[START Given passage]
1. The Plan is amended by deleting the first two sentences in the
third paragraph of Section 5 thereof and replacing them
with the following:
"The Company in its discretion may establish a trust to assist it in
satisfying its obligations under this Plan. The assets of the Trust shall
be subject to the claims of the general creditors of the Company in the
event of bankruptcy or insolvency of the Company."
2. Section 6 of the Plan is amended by adding the following at the
end thereof:
"Notwithstanding the foregoing, each Director may elect (in a manner
acceptable to the Company) to have his or her entire benefit under the Plan
distributed to the Director in a single lump sum at the time of a Change in
Control; provided, however, that such an election (or a revocation of such
an election) must have been made at least six months in advance of the
Change in Control.
[END Given passage]
[START Entries]
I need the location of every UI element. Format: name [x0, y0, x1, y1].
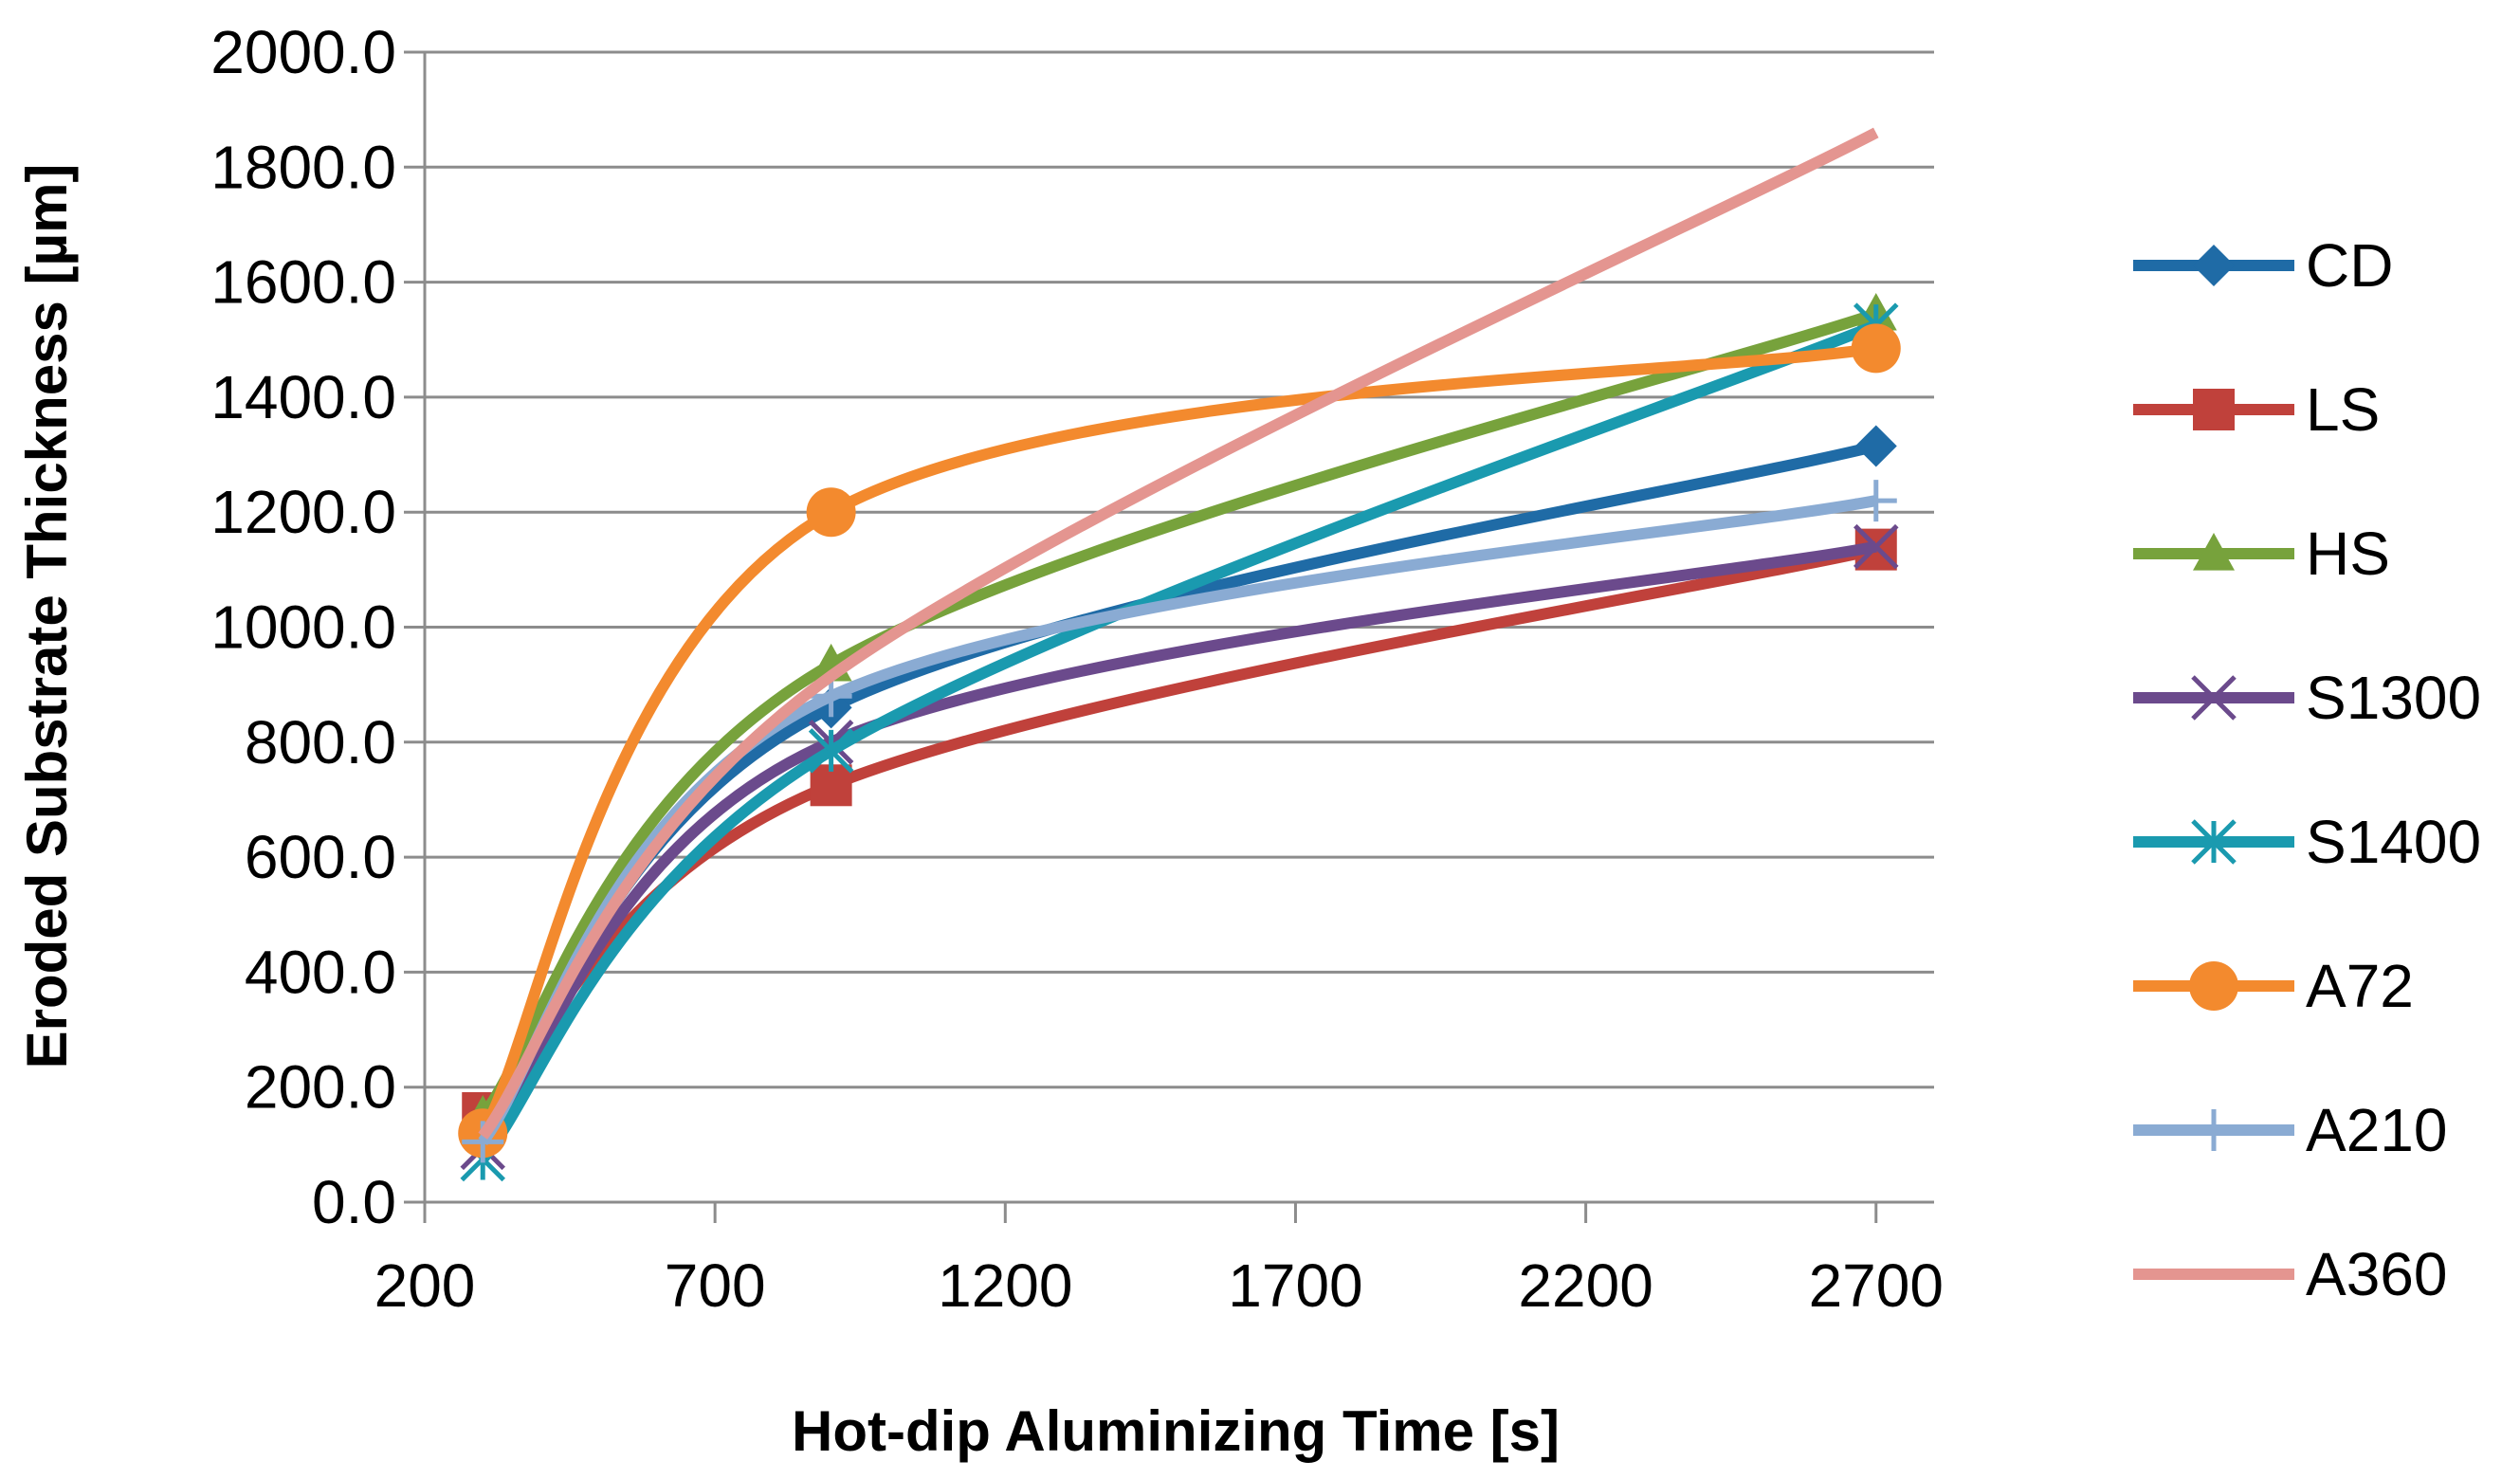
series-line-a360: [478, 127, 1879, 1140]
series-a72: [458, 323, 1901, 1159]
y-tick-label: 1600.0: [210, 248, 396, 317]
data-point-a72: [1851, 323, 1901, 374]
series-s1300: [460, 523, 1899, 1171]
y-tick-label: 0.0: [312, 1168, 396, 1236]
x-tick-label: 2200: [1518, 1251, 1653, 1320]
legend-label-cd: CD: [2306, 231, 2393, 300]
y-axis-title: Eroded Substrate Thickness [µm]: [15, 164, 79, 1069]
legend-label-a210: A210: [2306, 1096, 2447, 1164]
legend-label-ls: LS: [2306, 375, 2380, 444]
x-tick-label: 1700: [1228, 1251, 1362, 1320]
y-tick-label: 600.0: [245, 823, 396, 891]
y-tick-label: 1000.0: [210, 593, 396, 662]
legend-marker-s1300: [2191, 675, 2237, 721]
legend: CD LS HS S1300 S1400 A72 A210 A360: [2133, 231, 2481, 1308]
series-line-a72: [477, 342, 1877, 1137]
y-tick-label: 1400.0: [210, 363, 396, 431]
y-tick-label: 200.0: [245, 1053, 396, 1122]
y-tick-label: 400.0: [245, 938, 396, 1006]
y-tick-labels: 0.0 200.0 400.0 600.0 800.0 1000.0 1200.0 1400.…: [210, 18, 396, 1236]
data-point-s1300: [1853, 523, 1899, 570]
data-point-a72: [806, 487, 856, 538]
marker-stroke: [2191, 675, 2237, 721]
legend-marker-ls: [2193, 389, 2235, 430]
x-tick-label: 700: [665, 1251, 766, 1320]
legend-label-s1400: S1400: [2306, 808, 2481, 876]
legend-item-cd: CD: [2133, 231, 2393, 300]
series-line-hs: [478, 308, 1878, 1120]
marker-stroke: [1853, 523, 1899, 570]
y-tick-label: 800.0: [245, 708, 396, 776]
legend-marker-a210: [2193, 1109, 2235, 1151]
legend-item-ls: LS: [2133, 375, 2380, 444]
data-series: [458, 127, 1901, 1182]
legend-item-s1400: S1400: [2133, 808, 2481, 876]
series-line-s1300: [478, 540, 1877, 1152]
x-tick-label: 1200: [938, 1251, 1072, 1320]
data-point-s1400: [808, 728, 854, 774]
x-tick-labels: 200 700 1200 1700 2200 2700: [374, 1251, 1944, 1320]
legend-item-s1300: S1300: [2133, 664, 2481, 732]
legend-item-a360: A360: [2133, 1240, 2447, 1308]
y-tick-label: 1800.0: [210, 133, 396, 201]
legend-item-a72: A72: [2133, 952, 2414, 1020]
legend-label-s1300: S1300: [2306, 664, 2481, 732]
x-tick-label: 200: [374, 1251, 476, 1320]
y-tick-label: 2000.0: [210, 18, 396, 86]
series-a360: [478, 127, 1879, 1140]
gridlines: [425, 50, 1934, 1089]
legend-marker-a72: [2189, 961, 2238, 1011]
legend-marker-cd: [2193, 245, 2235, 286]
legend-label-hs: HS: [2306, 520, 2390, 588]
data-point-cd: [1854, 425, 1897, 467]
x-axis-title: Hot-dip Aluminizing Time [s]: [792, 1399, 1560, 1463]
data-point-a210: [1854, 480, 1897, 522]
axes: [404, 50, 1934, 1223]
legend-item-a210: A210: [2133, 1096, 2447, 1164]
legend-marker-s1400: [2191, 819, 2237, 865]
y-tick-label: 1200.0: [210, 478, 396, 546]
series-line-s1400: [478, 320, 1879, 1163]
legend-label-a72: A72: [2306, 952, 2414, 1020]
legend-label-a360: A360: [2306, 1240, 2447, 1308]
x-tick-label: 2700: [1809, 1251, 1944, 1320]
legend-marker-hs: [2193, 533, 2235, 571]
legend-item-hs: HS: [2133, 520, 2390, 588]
[END Entries]
[START Entries]
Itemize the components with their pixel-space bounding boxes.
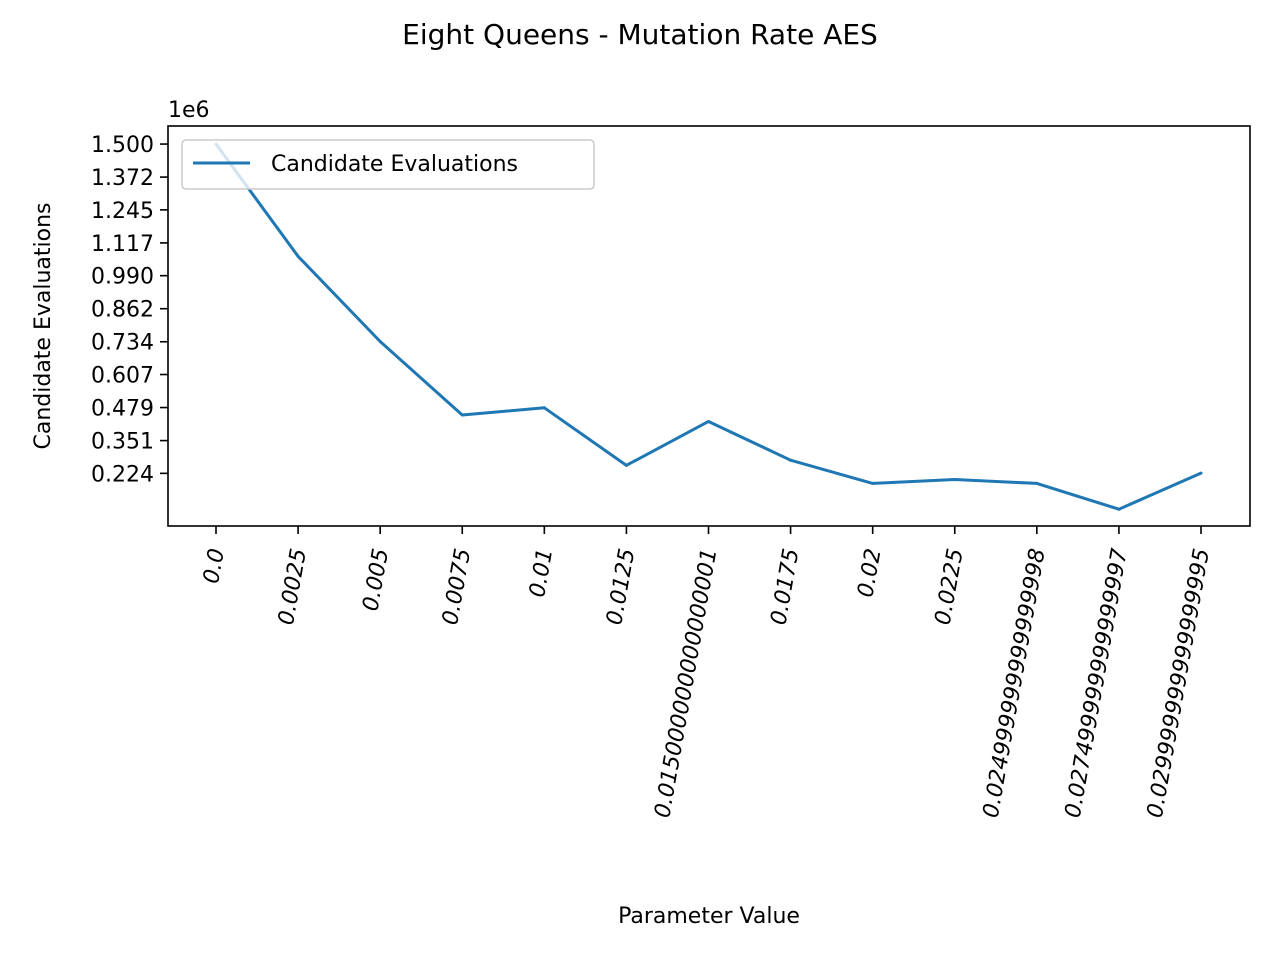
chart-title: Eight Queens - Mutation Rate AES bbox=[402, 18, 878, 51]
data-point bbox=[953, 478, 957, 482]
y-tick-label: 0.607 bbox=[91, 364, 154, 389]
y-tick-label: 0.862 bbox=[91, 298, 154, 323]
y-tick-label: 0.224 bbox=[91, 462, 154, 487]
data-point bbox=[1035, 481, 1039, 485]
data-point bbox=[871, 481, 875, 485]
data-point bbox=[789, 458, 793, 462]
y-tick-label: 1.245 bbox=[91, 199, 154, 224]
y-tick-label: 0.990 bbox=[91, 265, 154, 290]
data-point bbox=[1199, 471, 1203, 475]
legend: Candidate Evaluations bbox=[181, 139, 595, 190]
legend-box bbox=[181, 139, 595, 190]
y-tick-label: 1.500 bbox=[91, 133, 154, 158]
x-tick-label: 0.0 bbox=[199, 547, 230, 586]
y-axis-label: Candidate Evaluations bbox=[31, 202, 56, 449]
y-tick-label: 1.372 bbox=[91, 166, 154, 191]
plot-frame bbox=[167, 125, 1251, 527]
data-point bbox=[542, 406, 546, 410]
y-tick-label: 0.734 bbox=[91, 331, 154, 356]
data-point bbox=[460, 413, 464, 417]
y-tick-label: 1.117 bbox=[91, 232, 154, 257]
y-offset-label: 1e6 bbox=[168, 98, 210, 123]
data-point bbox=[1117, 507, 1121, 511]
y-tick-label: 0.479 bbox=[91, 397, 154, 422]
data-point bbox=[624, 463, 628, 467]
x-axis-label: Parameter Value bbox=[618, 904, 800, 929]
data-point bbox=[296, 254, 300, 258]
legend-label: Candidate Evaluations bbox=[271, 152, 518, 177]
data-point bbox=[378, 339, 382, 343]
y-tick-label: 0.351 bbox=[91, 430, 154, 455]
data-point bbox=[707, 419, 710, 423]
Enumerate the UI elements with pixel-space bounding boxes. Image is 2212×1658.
[END Entries]
[START Entries]
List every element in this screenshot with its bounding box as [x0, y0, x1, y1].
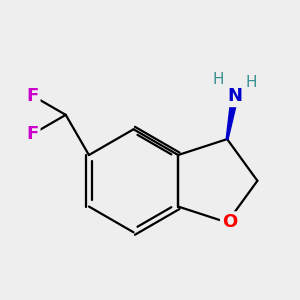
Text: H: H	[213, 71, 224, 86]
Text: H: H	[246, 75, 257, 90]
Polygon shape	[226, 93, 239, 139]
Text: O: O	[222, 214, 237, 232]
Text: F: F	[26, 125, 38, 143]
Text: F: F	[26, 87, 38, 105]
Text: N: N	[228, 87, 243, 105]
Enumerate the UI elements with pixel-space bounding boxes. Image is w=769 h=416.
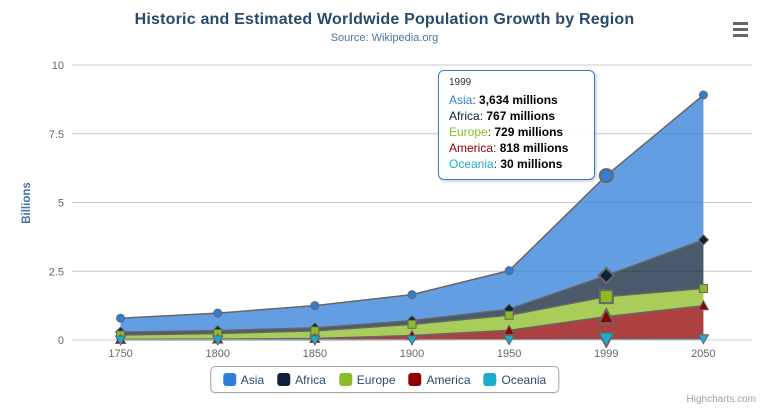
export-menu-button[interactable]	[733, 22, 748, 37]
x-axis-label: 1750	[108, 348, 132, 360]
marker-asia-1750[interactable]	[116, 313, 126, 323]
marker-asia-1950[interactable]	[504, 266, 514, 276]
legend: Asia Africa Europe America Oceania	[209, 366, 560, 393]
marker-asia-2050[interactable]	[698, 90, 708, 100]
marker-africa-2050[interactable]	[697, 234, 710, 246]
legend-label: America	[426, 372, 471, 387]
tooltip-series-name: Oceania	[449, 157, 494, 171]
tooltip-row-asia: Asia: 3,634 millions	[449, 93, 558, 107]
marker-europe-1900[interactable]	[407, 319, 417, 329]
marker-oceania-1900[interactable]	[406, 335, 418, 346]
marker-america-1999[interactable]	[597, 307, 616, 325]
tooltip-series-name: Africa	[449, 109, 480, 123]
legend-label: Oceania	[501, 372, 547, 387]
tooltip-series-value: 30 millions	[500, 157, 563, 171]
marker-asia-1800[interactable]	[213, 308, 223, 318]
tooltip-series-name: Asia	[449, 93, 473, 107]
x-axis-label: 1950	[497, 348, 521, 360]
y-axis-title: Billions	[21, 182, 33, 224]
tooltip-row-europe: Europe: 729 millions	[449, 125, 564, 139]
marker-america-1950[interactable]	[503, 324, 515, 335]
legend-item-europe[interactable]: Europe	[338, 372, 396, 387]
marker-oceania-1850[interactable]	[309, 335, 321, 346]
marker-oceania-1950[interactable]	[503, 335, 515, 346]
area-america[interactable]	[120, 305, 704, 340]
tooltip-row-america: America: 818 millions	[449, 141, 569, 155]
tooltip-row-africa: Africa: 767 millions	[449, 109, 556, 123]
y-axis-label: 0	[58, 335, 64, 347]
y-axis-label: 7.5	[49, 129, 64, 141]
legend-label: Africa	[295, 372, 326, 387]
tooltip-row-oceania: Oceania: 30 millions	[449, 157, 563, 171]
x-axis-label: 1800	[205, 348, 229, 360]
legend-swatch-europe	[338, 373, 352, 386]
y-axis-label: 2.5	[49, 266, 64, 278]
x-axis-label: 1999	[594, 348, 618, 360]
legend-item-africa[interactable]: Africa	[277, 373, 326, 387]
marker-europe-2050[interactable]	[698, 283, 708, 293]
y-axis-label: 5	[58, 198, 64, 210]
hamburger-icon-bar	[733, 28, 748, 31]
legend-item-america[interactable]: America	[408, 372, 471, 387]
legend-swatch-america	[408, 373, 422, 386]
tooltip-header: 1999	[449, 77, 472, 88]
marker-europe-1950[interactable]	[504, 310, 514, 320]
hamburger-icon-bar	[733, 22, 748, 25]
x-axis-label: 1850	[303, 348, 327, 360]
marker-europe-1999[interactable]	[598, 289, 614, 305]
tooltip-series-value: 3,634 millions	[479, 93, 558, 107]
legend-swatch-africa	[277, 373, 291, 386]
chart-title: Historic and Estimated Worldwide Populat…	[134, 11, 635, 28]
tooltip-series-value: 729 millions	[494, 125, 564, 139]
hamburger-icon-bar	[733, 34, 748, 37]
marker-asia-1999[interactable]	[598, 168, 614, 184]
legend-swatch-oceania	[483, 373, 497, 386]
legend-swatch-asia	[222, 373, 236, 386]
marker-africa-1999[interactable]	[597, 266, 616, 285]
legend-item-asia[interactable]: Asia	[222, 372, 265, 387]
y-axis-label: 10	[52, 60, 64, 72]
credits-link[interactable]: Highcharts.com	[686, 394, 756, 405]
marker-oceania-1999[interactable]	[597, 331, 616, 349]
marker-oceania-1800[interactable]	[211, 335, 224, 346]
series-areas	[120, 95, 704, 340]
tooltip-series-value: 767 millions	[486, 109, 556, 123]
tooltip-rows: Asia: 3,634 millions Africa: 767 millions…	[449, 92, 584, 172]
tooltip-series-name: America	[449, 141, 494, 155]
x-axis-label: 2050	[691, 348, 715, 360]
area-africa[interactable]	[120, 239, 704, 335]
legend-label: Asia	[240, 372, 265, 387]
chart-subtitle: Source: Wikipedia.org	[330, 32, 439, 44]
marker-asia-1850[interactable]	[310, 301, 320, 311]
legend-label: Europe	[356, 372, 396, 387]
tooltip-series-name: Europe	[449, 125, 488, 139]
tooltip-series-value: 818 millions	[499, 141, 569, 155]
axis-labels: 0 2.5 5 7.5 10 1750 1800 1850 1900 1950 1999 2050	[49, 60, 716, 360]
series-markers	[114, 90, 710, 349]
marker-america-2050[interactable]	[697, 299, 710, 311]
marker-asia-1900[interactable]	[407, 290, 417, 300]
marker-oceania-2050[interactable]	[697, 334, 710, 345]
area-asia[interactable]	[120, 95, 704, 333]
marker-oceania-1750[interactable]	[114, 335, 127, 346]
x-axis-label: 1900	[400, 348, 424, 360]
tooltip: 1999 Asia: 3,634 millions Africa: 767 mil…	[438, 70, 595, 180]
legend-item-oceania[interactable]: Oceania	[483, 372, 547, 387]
[END Entries]
• [Directive A]:
Using the plan amendment, say yes or no for each statement and quote the exact words that decide it: (i) The Company is required to set up a trust. (ii) The trust's assets can be claimed by the Company's general creditors if the Company becomes bankrupt or insolvent. (iii) A Director's lump-sum election has to be made at least six months before the Change in Control.
• [Directive B]:
From the plan amendment, extract the part starting at "2. Section 6" and ending at "Change in Control.".
The rows come from a different source than the text.

• [Task response A]:
(i) No: "The Company in its discretion may establish a trust"
(ii) Yes: "The assets of the Trust shall be subject to the claims of the general creditors of the Company in the event of bankruptcy or insolvency of the Company."
(iii) Yes: "must have been made at least six months in advance of the Change in Control"

• [Task response B]:
2. Section 6 of the Plan is amended by adding the following at the
end thereof:
"Notwithstanding the foregoing, each Director may elect (in a manner
acceptable to the Company) to have his or her entire benefit under the Plan
distributed to the Director in a single lump sum at the time of a Change in
Control; provided, however, that such an election (or a revocation of such
an election) must have been made at least six months in advance of the
Change in Control.